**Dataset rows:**
|---|

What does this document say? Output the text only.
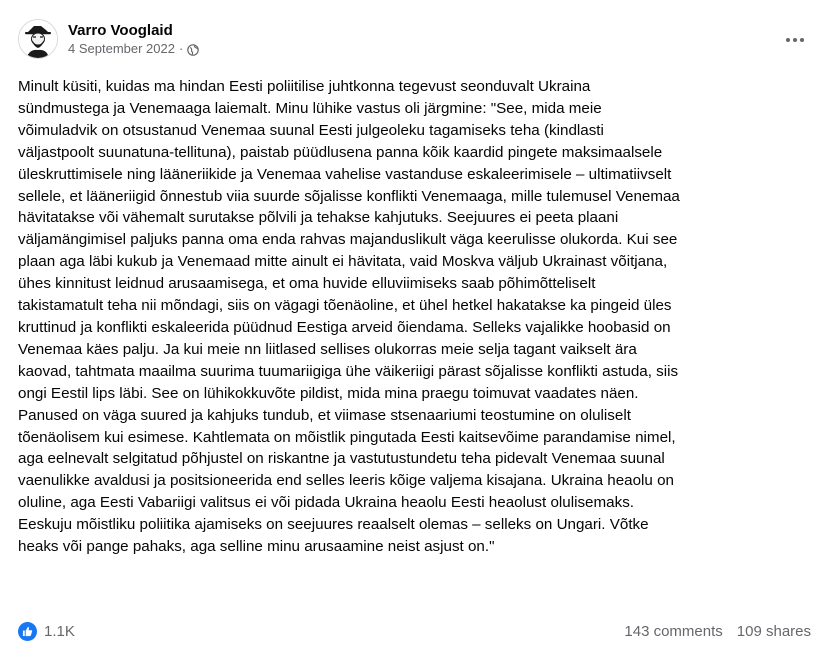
Varro Vooglaid
4 September 2022 ·
Minult küsiti, kuidas ma hindan Eesti poliitilise juhtkonna tegevust seonduvalt Ukraina
sündmustega ja Venemaaga laiemalt. Minu lühike vastus oli järgmine: "See, mida meie
võimuladvik on otsustanud Venemaa suunal Eesti julgeoleku tagamiseks teha (kindlasti
väljastpoolt suunatuna-tellituna), paistab püüdlusena panna kõik kaardid pingete maksimaalsele
üleskruttimisele ning lääneriikide ja Venemaa vahelise vastanduse eskaleerimisele – ultimatiivselt
sellele, et lääneriigid õnnestub viia suurde sõjalisse konflikti Venemaaga, mille tulemusel Venemaa
hävitatakse või vähemalt surutakse põlvili ja tehakse kahjutuks. Seejuures ei peeta plaani
väljamängimisel paljuks panna oma enda rahvas majanduslikult väga keerulisse olukorda. Kui see
plaan aga läbi kukub ja Venemaad mitte ainult ei hävitata, vaid Moskva väljub Ukrainast võitjana,
ühes kinnitust leidnud arusaamisega, et oma huvide elluviimiseks saab põhimõtteliselt
takistamatult teha nii mõndagi, siis on vägagi tõenäoline, et ühel hetkel hakatakse ka pingeid üles
kruttinud ja konflikti eskaleerida püüdnud Eestiga arveid õiendama. Selleks vajalikke hoobasid on
Venemaa käes palju. Ja kui meie nn liitlased sellises olukorras meie selja tagant vaikselt ära
kaovad, tahtmata maailma suurima tuumariigiga ühe väikeriigi pärast sõjalisse konflikti astuda, siis
ongi Eestil lips läbi. See on lühikokkuvõte pildist, mida mina praegu toimuvat vaadates näen.
Panused on väga suured ja kahjuks tundub, et viimase stsenaariumi teostumine on oluliselt
tõenäolisem kui esimese. Kahtlemata on mõistlik pingutada Eesti kaitsevõime parandamise nimel,
aga eelnevalt selgitatud põhjustel on riskantne ja vastutustundetu teha pidevalt Venemaa suunal
vaenulikke avaldusi ja positsioneerida end selles leeris kõige valjema kisajana. Ukraina heaolu on
oluline, aga Eesti Vabariigi valitsus ei või pidada Ukraina heaolu Eesti heaolust olulisemaks.
Eeskuju mõistliku poliitika ajamiseks on seejuures reaalselt olemas – selleks on Ungari. Võtke
heaks või pange pahaks, aga selline minu arusaamine neist asjust on."
1.1K	143 comments 109 shares
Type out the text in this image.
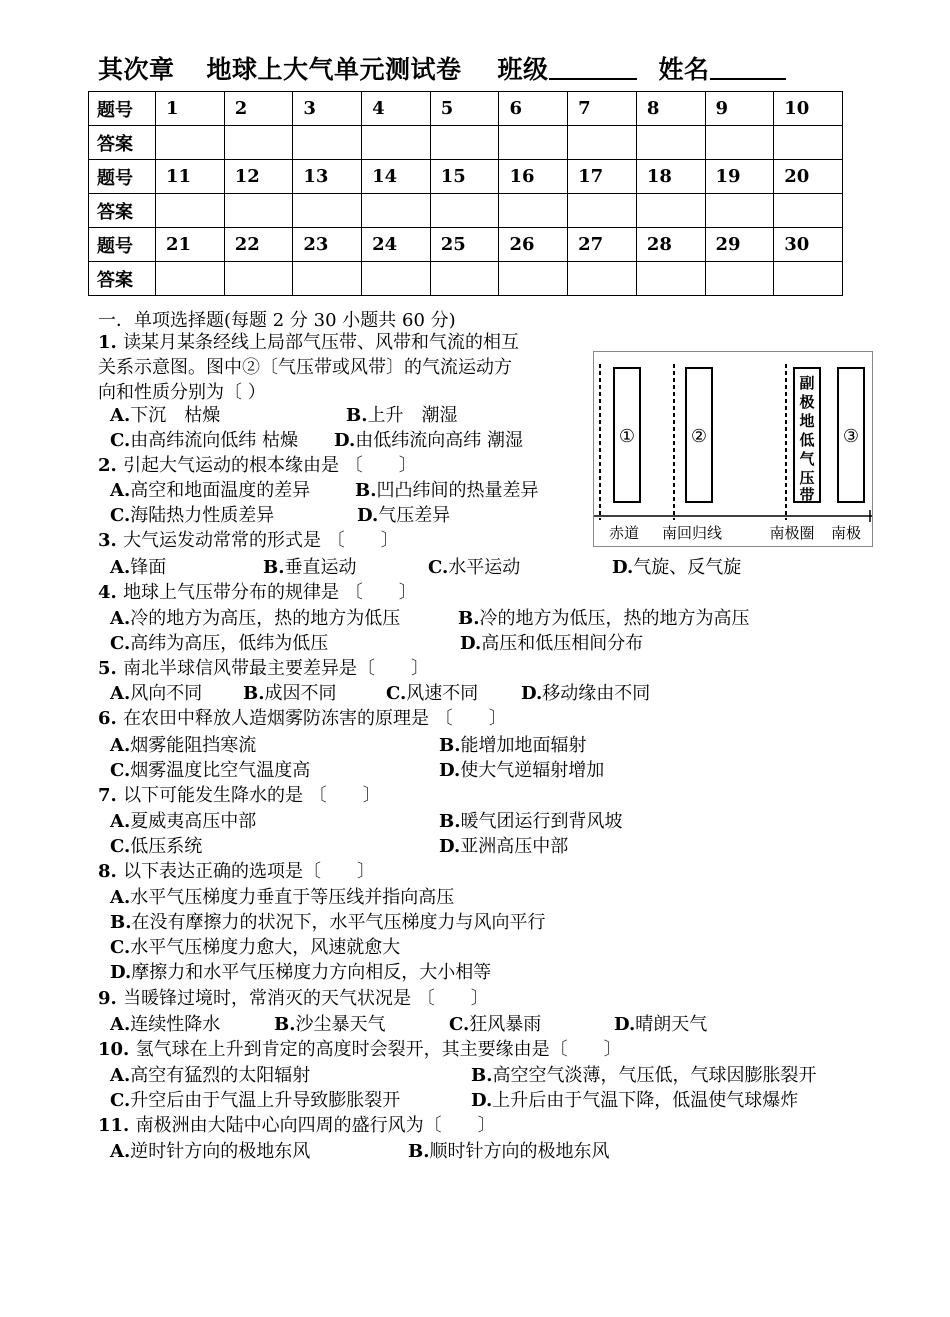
其次章 地球上大气单元测试卷 班级	姓名
题号	1	2	3	4	5	6	7	8	9	10
答案										
题号	11	12	13	14	15	16	17	18	19	20
答案										
题号	21	22	23	24	25	26	27	28	29	30
答案										
一．单项选择题(每题 2 分 30 小题共 60 分)
①	②
副
极
地
低
气
压
带
③
赤道 南回归线	南极圈 南极
1. 读某月某条经线上局部气压带、风带和气流的相互
关系示意图。图中②〔气压带或风带〕的气流运动方
向和性质分别为〔 ）
A.下沉　枯燥	B.上升　潮湿
C.由高纬流向低纬 枯燥 D.由低纬流向高纬 潮湿
2. 引起大气运动的根本缘由是 〔　　〕
A.高空和地面温度的差异 B.凹凸纬间的热量差异
C.海陆热力性质差异	D.气压差异
3. 大气运发动常常的形式是 〔　　〕
A.锋面	B.垂直运动	C.水平运动	D.气旋、反气旋
4. 地球上气压带分布的规律是 〔　　〕
A.冷的地方为高压，热的地方为低压	B.冷的地方为低压，热的地方为高压
C.高纬为高压，低纬为低压	D.高压和低压相间分布
5. 南北半球信风带最主要差异是〔　　〕
A.风向不同 B.成因不同	C.风速不同 D.移动缘由不同
6. 在农田中释放人造烟雾防冻害的原理是 〔　　〕
A.烟雾能阻挡寒流	B.能增加地面辐射
C.烟雾温度比空气温度高	D.使大气逆辐射增加
7. 以下可能发生降水的是 〔　　〕
A.夏威夷高压中部	B.暖气团运行到背风坡
C.低压系统	D.亚洲高压中部
8. 以下表达正确的选项是〔　　〕
A.水平气压梯度力垂直于等压线并指向高压
B.在没有摩擦力的状况下，水平气压梯度力与风向平行
C.水平气压梯度力愈大，风速就愈大
D.摩擦力和水平气压梯度力方向相反，大小相等
9. 当暖锋过境时，常消灭的天气状况是 〔　　〕
A.连续性降水	B.沙尘暴天气	C.狂风暴雨	D.晴朗天气
10. 氢气球在上升到肯定的高度时会裂开，其主要缘由是〔　　〕
A.高空有猛烈的太阳辐射	B.高空空气淡薄，气压低，气球因膨胀裂开
C.升空后由于气温上升导致膨胀裂开	D.上升后由于气温下降，低温使气球爆炸
11. 南极洲由大陆中心向四周的盛行风为〔　　〕
A.逆时针方向的极地东风	B.顺时针方向的极地东风
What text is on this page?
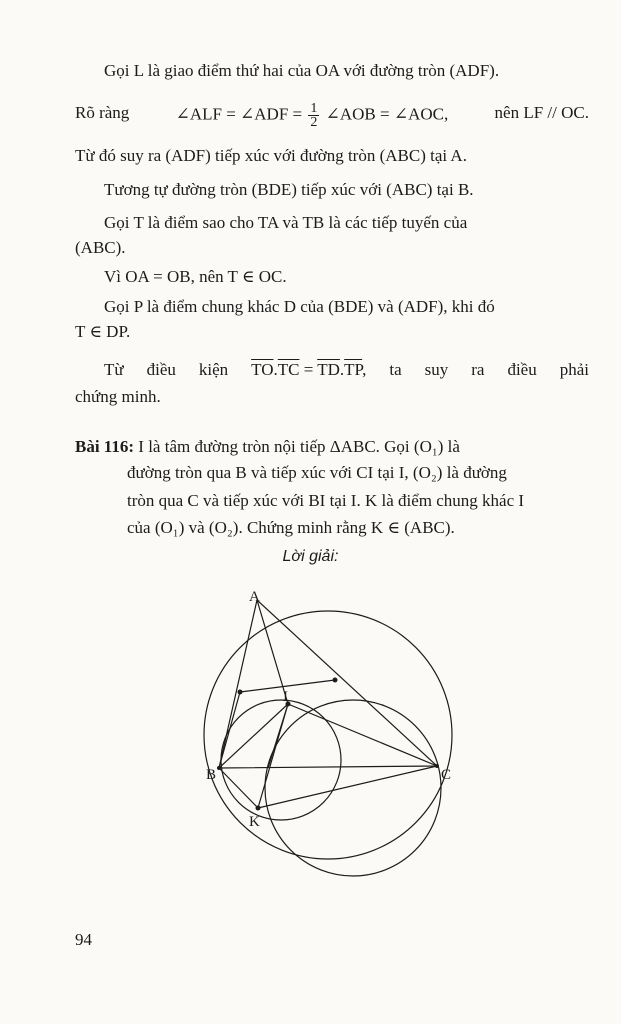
Gọi L là giao điểm thứ hai của OA với đường tròn (ADF).
Rõ ràng	∠ALF = ∠ADF = $\frac{1}{2}$ ∠AOB = ∠AOC,	nên LF // OC.
Từ đó suy ra (ADF) tiếp xúc với đường tròn (ABC) tại A.
Tương tự đường tròn (BDE) tiếp xúc với (ABC) tại B.
Gọi T là điểm sao cho TA và TB là các tiếp tuyến của
(ABC).
Vì OA = OB, nên T ∈ OC.
Gọi P là điểm chung khác D của (BDE) và (ADF), khi đó
T ∈ DP.
Từ điều kiện $\overline{TO}.\overline{TC} = \overline{TD}.\overline{TP}$, ta suy ra điều phải
chứng minh.
Bài 116: I là tâm đường tròn nội tiếp ΔABC. Gọi (O₁) là
đường tròn qua B và tiếp xúc với CI tại I, (O₂) là đường
tròn qua C và tiếp xúc với BI tại I. K là điểm chung khác I
của (O₁) và (O₂). Chứng minh rằng K ∈ (ABC).
Lời giải:
A
B	C
I
K
94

|---|

**The request:** Please write out all the data again word for word, but not the pictures.

**Result:**
What does this document say? Output the text only.
Varro Vooglaid
4 September 2022 ·
Minult küsiti, kuidas ma hindan Eesti poliitilise juhtkonna tegevust seonduvalt Ukraina
sündmustega ja Venemaaga laiemalt. Minu lühike vastus oli järgmine: "See, mida meie
võimuladvik on otsustanud Venemaa suunal Eesti julgeoleku tagamiseks teha (kindlasti
väljastpoolt suunatuna-tellituna), paistab püüdlusena panna kõik kaardid pingete maksimaalsele
üleskruttimisele ning lääneriikide ja Venemaa vahelise vastanduse eskaleerimisele – ultimatiivselt
sellele, et lääneriigid õnnestub viia suurde sõjalisse konflikti Venemaaga, mille tulemusel Venemaa
hävitatakse või vähemalt surutakse põlvili ja tehakse kahjutuks. Seejuures ei peeta plaani
väljamängimisel paljuks panna oma enda rahvas majanduslikult väga keerulisse olukorda. Kui see
plaan aga läbi kukub ja Venemaad mitte ainult ei hävitata, vaid Moskva väljub Ukrainast võitjana,
ühes kinnitust leidnud arusaamisega, et oma huvide elluviimiseks saab põhimõtteliselt
takistamatult teha nii mõndagi, siis on vägagi tõenäoline, et ühel hetkel hakatakse ka pingeid üles
kruttinud ja konflikti eskaleerida püüdnud Eestiga arveid õiendama. Selleks vajalikke hoobasid on
Venemaa käes palju. Ja kui meie nn liitlased sellises olukorras meie selja tagant vaikselt ära
kaovad, tahtmata maailma suurima tuumariigiga ühe väikeriigi pärast sõjalisse konflikti astuda, siis
ongi Eestil lips läbi. See on lühikokkuvõte pildist, mida mina praegu toimuvat vaadates näen.
Panused on väga suured ja kahjuks tundub, et viimase stsenaariumi teostumine on oluliselt
tõenäolisem kui esimese. Kahtlemata on mõistlik pingutada Eesti kaitsevõime parandamise nimel,
aga eelnevalt selgitatud põhjustel on riskantne ja vastutustundetu teha pidevalt Venemaa suunal
vaenulikke avaldusi ja positsioneerida end selles leeris kõige valjema kisajana. Ukraina heaolu on
oluline, aga Eesti Vabariigi valitsus ei või pidada Ukraina heaolu Eesti heaolust olulisemaks.
Eeskuju mõistliku poliitika ajamiseks on seejuures reaalselt olemas – selleks on Ungari. Võtke
heaks või pange pahaks, aga selline minu arusaamine neist asjust on."
1.1K	143 comments 109 shares
Type out the text in this image.
其次章 地球上大气单元测试卷 班级	姓名
题号	1	2	3	4	5	6	7	8	9	10
答案										
题号	11	12	13	14	15	16	17	18	19	20
答案										
题号	21	22	23	24	25	26	27	28	29	30
答案										
一．单项选择题(每题 2 分 30 小题共 60 分)
①	②
副
极
地
低
气
压
带
③
赤道 南回归线	南极圈 南极
1. 读某月某条经线上局部气压带、风带和气流的相互
关系示意图。图中②〔气压带或风带〕的气流运动方
向和性质分别为〔 ）
A.下沉　枯燥	B.上升　潮湿
C.由高纬流向低纬 枯燥 D.由低纬流向高纬 潮湿
2. 引起大气运动的根本缘由是 〔　　〕
A.高空和地面温度的差异 B.凹凸纬间的热量差异
C.海陆热力性质差异	D.气压差异
3. 大气运发动常常的形式是 〔　　〕
A.锋面	B.垂直运动	C.水平运动	D.气旋、反气旋
4. 地球上气压带分布的规律是 〔　　〕
A.冷的地方为高压，热的地方为低压	B.冷的地方为低压，热的地方为高压
C.高纬为高压，低纬为低压	D.高压和低压相间分布
5. 南北半球信风带最主要差异是〔　　〕
A.风向不同 B.成因不同	C.风速不同 D.移动缘由不同
6. 在农田中释放人造烟雾防冻害的原理是 〔　　〕
A.烟雾能阻挡寒流	B.能增加地面辐射
C.烟雾温度比空气温度高	D.使大气逆辐射增加
7. 以下可能发生降水的是 〔　　〕
A.夏威夷高压中部	B.暖气团运行到背风坡
C.低压系统	D.亚洲高压中部
8. 以下表达正确的选项是〔　　〕
A.水平气压梯度力垂直于等压线并指向高压
B.在没有摩擦力的状况下，水平气压梯度力与风向平行
C.水平气压梯度力愈大，风速就愈大
D.摩擦力和水平气压梯度力方向相反，大小相等
9. 当暖锋过境时，常消灭的天气状况是 〔　　〕
A.连续性降水	B.沙尘暴天气	C.狂风暴雨	D.晴朗天气
10. 氢气球在上升到肯定的高度时会裂开，其主要缘由是〔　　〕
A.高空有猛烈的太阳辐射	B.高空空气淡薄，气压低，气球因膨胀裂开
C.升空后由于气温上升导致膨胀裂开	D.上升后由于气温下降，低温使气球爆炸
11. 南极洲由大陆中心向四周的盛行风为〔　　〕
A.逆时针方向的极地东风	B.顺时针方向的极地东风
What text is on this page?
Gọi L là giao điểm thứ hai của OA với đường tròn (ADF).
Rõ ràng	∠ALF = ∠ADF = $\frac{1}{2}$ ∠AOB = ∠AOC,	nên LF // OC.
Từ đó suy ra (ADF) tiếp xúc với đường tròn (ABC) tại A.
Tương tự đường tròn (BDE) tiếp xúc với (ABC) tại B.
Gọi T là điểm sao cho TA và TB là các tiếp tuyến của
(ABC).
Vì OA = OB, nên T ∈ OC.
Gọi P là điểm chung khác D của (BDE) và (ADF), khi đó
T ∈ DP.
Từ điều kiện $\overline{TO}.\overline{TC} = \overline{TD}.\overline{TP}$, ta suy ra điều phải
chứng minh.
Bài 116: I là tâm đường tròn nội tiếp ΔABC. Gọi (O₁) là
đường tròn qua B và tiếp xúc với CI tại I, (O₂) là đường
tròn qua C và tiếp xúc với BI tại I. K là điểm chung khác I
của (O₁) và (O₂). Chứng minh rằng K ∈ (ABC).
Lời giải:
A
B	C
I
K
94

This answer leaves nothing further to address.